Structured figure records

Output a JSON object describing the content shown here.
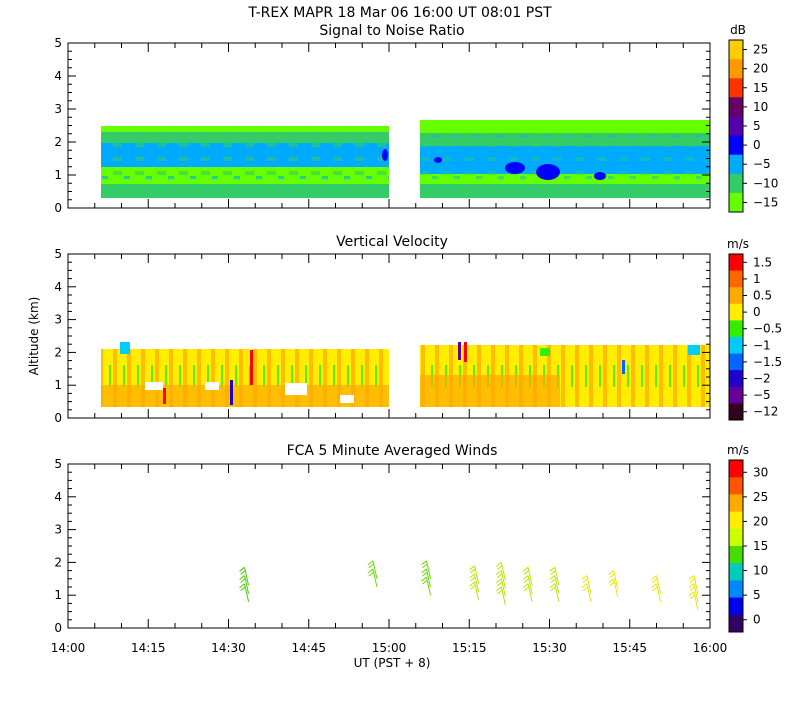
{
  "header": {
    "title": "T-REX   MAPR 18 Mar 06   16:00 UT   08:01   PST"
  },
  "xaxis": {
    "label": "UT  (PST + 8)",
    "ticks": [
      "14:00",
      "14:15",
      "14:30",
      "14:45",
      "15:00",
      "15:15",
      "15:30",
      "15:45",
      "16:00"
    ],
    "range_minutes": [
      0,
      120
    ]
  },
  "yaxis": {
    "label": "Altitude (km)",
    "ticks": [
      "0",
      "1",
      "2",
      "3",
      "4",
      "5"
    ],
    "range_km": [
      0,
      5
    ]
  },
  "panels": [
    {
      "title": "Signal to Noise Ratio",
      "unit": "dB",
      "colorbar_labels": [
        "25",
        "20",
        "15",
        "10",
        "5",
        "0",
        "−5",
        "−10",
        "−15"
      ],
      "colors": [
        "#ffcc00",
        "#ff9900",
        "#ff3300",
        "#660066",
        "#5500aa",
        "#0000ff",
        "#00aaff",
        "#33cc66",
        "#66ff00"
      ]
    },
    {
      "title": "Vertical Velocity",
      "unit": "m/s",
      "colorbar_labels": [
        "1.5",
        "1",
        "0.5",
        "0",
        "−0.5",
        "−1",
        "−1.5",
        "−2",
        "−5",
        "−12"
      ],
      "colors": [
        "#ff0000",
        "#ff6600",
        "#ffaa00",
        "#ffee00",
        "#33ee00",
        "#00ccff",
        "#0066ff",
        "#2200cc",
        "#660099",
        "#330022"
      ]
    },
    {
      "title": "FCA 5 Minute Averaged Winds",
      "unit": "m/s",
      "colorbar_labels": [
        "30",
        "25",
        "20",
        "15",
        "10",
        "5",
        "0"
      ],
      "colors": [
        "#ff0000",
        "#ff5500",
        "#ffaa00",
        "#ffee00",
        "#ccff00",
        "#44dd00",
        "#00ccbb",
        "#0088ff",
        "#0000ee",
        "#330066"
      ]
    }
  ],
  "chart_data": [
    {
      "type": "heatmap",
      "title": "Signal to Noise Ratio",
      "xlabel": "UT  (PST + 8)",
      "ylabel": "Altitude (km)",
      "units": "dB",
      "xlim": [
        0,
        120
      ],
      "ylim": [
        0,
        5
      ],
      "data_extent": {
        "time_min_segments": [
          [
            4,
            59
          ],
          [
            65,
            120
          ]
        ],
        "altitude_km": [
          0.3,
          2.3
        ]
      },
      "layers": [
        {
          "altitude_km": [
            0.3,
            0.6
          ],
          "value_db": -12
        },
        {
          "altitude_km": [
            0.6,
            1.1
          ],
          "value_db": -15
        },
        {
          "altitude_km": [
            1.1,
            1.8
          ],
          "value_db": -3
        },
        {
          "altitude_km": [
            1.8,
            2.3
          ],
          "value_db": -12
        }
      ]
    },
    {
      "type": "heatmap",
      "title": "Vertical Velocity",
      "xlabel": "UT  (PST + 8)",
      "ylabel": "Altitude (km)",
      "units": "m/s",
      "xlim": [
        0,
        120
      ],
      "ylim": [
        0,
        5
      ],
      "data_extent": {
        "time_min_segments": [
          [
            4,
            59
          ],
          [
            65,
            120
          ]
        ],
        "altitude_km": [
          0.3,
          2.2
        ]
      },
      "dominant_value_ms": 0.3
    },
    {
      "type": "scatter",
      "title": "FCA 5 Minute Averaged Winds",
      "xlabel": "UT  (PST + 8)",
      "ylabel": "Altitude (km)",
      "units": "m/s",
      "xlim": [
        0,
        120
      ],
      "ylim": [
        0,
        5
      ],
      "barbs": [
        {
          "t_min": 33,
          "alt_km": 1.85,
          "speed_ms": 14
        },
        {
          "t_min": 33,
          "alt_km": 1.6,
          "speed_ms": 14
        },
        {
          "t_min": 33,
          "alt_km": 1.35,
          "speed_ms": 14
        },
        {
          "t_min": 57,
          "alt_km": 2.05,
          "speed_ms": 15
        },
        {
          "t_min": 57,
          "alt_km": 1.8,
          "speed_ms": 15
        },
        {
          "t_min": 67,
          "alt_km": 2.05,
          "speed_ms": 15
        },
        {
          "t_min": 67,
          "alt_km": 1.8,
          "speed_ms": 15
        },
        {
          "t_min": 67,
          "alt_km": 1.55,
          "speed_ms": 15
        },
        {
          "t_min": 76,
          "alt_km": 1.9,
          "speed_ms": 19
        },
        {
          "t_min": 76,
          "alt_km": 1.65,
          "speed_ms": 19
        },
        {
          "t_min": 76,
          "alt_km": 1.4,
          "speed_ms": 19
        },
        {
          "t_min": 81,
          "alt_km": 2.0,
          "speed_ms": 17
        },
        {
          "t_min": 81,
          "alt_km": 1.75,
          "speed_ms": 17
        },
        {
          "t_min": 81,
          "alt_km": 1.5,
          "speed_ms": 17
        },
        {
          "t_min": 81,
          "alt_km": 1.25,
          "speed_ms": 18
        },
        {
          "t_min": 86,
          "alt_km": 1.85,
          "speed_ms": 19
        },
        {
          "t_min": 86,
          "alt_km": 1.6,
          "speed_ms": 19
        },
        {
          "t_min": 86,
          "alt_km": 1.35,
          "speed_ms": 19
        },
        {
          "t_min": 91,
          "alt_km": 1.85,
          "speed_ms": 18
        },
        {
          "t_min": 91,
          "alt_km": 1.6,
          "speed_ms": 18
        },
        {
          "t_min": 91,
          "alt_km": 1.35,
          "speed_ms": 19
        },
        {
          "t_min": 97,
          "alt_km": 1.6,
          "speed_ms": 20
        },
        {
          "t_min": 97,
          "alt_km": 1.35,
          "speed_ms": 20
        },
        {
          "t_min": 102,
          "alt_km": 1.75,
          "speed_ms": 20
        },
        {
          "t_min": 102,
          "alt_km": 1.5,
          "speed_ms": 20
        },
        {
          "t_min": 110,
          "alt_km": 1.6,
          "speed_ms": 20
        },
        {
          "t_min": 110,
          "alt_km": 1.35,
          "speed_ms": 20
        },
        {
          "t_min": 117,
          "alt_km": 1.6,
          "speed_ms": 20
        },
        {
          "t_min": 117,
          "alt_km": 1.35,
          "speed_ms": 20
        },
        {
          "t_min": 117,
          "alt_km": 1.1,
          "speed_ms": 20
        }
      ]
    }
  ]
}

§ Prompt:
Reproduce the material in its entirety and word for word, without the pictures.

§ Output for this task:
Output a JSON object describing the content shown here.
{
  "header": {
    "title": "T-REX   MAPR 18 Mar 06   16:00 UT   08:01   PST"
  },
  "xaxis": {
    "label": "UT  (PST + 8)",
    "ticks": [
      "14:00",
      "14:15",
      "14:30",
      "14:45",
      "15:00",
      "15:15",
      "15:30",
      "15:45",
      "16:00"
    ],
    "range_minutes": [
      0,
      120
    ]
  },
  "yaxis": {
    "label": "Altitude (km)",
    "ticks": [
      "0",
      "1",
      "2",
      "3",
      "4",
      "5"
    ],
    "range_km": [
      0,
      5
    ]
  },
  "panels": [
    {
      "title": "Signal to Noise Ratio",
      "unit": "dB",
      "colorbar_labels": [
        "25",
        "20",
        "15",
        "10",
        "5",
        "0",
        "−5",
        "−10",
        "−15"
      ],
      "colors": [
        "#ffcc00",
        "#ff9900",
        "#ff3300",
        "#660066",
        "#5500aa",
        "#0000ff",
        "#00aaff",
        "#33cc66",
        "#66ff00"
      ]
    },
    {
      "title": "Vertical Velocity",
      "unit": "m/s",
      "colorbar_labels": [
        "1.5",
        "1",
        "0.5",
        "0",
        "−0.5",
        "−1",
        "−1.5",
        "−2",
        "−5",
        "−12"
      ],
      "colors": [
        "#ff0000",
        "#ff6600",
        "#ffaa00",
        "#ffee00",
        "#33ee00",
        "#00ccff",
        "#0066ff",
        "#2200cc",
        "#660099",
        "#330022"
      ]
    },
    {
      "title": "FCA 5 Minute Averaged Winds",
      "unit": "m/s",
      "colorbar_labels": [
        "30",
        "25",
        "20",
        "15",
        "10",
        "5",
        "0"
      ],
      "colors": [
        "#ff0000",
        "#ff5500",
        "#ffaa00",
        "#ffee00",
        "#ccff00",
        "#44dd00",
        "#00ccbb",
        "#0088ff",
        "#0000ee",
        "#330066"
      ]
    }
  ],
  "chart_data": [
    {
      "type": "heatmap",
      "title": "Signal to Noise Ratio",
      "xlabel": "UT  (PST + 8)",
      "ylabel": "Altitude (km)",
      "units": "dB",
      "xlim": [
        0,
        120
      ],
      "ylim": [
        0,
        5
      ],
      "data_extent": {
        "time_min_segments": [
          [
            4,
            59
          ],
          [
            65,
            120
          ]
        ],
        "altitude_km": [
          0.3,
          2.3
        ]
      },
      "layers": [
        {
          "altitude_km": [
            0.3,
            0.6
          ],
          "value_db": -12
        },
        {
          "altitude_km": [
            0.6,
            1.1
          ],
          "value_db": -15
        },
        {
          "altitude_km": [
            1.1,
            1.8
          ],
          "value_db": -3
        },
        {
          "altitude_km": [
            1.8,
            2.3
          ],
          "value_db": -12
        }
      ]
    },
    {
      "type": "heatmap",
      "title": "Vertical Velocity",
      "xlabel": "UT  (PST + 8)",
      "ylabel": "Altitude (km)",
      "units": "m/s",
      "xlim": [
        0,
        120
      ],
      "ylim": [
        0,
        5
      ],
      "data_extent": {
        "time_min_segments": [
          [
            4,
            59
          ],
          [
            65,
            120
          ]
        ],
        "altitude_km": [
          0.3,
          2.2
        ]
      },
      "dominant_value_ms": 0.3
    },
    {
      "type": "scatter",
      "title": "FCA 5 Minute Averaged Winds",
      "xlabel": "UT  (PST + 8)",
      "ylabel": "Altitude (km)",
      "units": "m/s",
      "xlim": [
        0,
        120
      ],
      "ylim": [
        0,
        5
      ],
      "barbs": [
        {
          "t_min": 33,
          "alt_km": 1.85,
          "speed_ms": 14
        },
        {
          "t_min": 33,
          "alt_km": 1.6,
          "speed_ms": 14
        },
        {
          "t_min": 33,
          "alt_km": 1.35,
          "speed_ms": 14
        },
        {
          "t_min": 57,
          "alt_km": 2.05,
          "speed_ms": 15
        },
        {
          "t_min": 57,
          "alt_km": 1.8,
          "speed_ms": 15
        },
        {
          "t_min": 67,
          "alt_km": 2.05,
          "speed_ms": 15
        },
        {
          "t_min": 67,
          "alt_km": 1.8,
          "speed_ms": 15
        },
        {
          "t_min": 67,
          "alt_km": 1.55,
          "speed_ms": 15
        },
        {
          "t_min": 76,
          "alt_km": 1.9,
          "speed_ms": 19
        },
        {
          "t_min": 76,
          "alt_km": 1.65,
          "speed_ms": 19
        },
        {
          "t_min": 76,
          "alt_km": 1.4,
          "speed_ms": 19
        },
        {
          "t_min": 81,
          "alt_km": 2.0,
          "speed_ms": 17
        },
        {
          "t_min": 81,
          "alt_km": 1.75,
          "speed_ms": 17
        },
        {
          "t_min": 81,
          "alt_km": 1.5,
          "speed_ms": 17
        },
        {
          "t_min": 81,
          "alt_km": 1.25,
          "speed_ms": 18
        },
        {
          "t_min": 86,
          "alt_km": 1.85,
          "speed_ms": 19
        },
        {
          "t_min": 86,
          "alt_km": 1.6,
          "speed_ms": 19
        },
        {
          "t_min": 86,
          "alt_km": 1.35,
          "speed_ms": 19
        },
        {
          "t_min": 91,
          "alt_km": 1.85,
          "speed_ms": 18
        },
        {
          "t_min": 91,
          "alt_km": 1.6,
          "speed_ms": 18
        },
        {
          "t_min": 91,
          "alt_km": 1.35,
          "speed_ms": 19
        },
        {
          "t_min": 97,
          "alt_km": 1.6,
          "speed_ms": 20
        },
        {
          "t_min": 97,
          "alt_km": 1.35,
          "speed_ms": 20
        },
        {
          "t_min": 102,
          "alt_km": 1.75,
          "speed_ms": 20
        },
        {
          "t_min": 102,
          "alt_km": 1.5,
          "speed_ms": 20
        },
        {
          "t_min": 110,
          "alt_km": 1.6,
          "speed_ms": 20
        },
        {
          "t_min": 110,
          "alt_km": 1.35,
          "speed_ms": 20
        },
        {
          "t_min": 117,
          "alt_km": 1.6,
          "speed_ms": 20
        },
        {
          "t_min": 117,
          "alt_km": 1.35,
          "speed_ms": 20
        },
        {
          "t_min": 117,
          "alt_km": 1.1,
          "speed_ms": 20
        }
      ]
    }
  ]
}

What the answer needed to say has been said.